- **Short exercise**
Pictures aside, quote the whole listing exactly.

%%

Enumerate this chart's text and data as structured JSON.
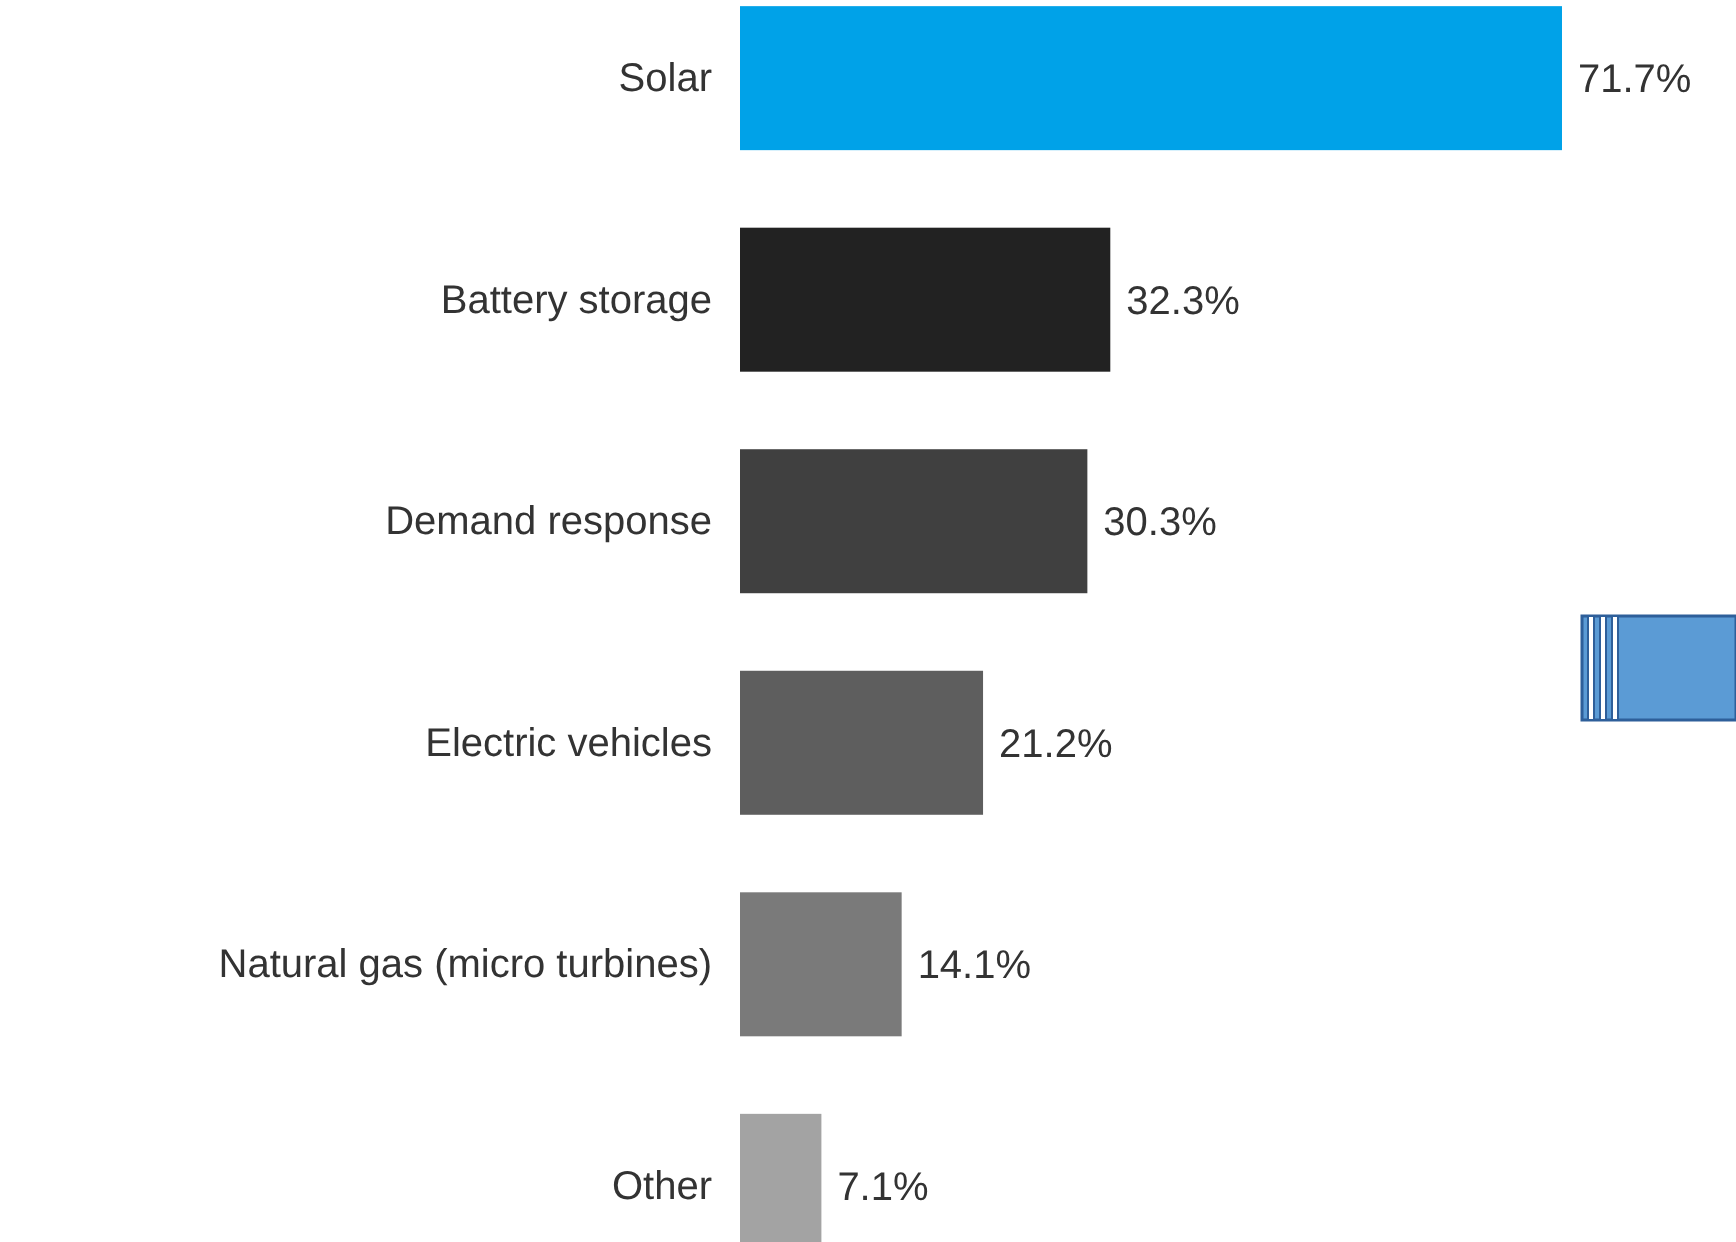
{
  "chart_data": {
    "type": "bar",
    "orientation": "horizontal",
    "categories": [
      "Solar",
      "Battery storage",
      "Demand response",
      "Electric vehicles",
      "Natural gas (micro turbines)",
      "Other"
    ],
    "values": [
      71.7,
      32.3,
      30.3,
      21.2,
      14.1,
      7.1
    ],
    "colors": [
      "#00a2e8",
      "#222222",
      "#404040",
      "#5e5e5e",
      "#7a7a7a",
      "#a3a3a3"
    ],
    "value_labels": [
      "71.7%",
      "32.3%",
      "30.3%",
      "21.2%",
      "14.1%",
      "7.1%"
    ]
  }
}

%%

- **Answer below**
Enumerate this chart's text and data as structured JSON.
{
  "chart_data": {
    "type": "bar",
    "orientation": "horizontal",
    "categories": [
      "Solar",
      "Battery storage",
      "Demand response",
      "Electric vehicles",
      "Natural gas (micro turbines)",
      "Other"
    ],
    "values": [
      71.7,
      32.3,
      30.3,
      21.2,
      14.1,
      7.1
    ],
    "colors": [
      "#00a2e8",
      "#222222",
      "#404040",
      "#5e5e5e",
      "#7a7a7a",
      "#a3a3a3"
    ],
    "value_labels": [
      "71.7%",
      "32.3%",
      "30.3%",
      "21.2%",
      "14.1%",
      "7.1%"
    ]
  }
}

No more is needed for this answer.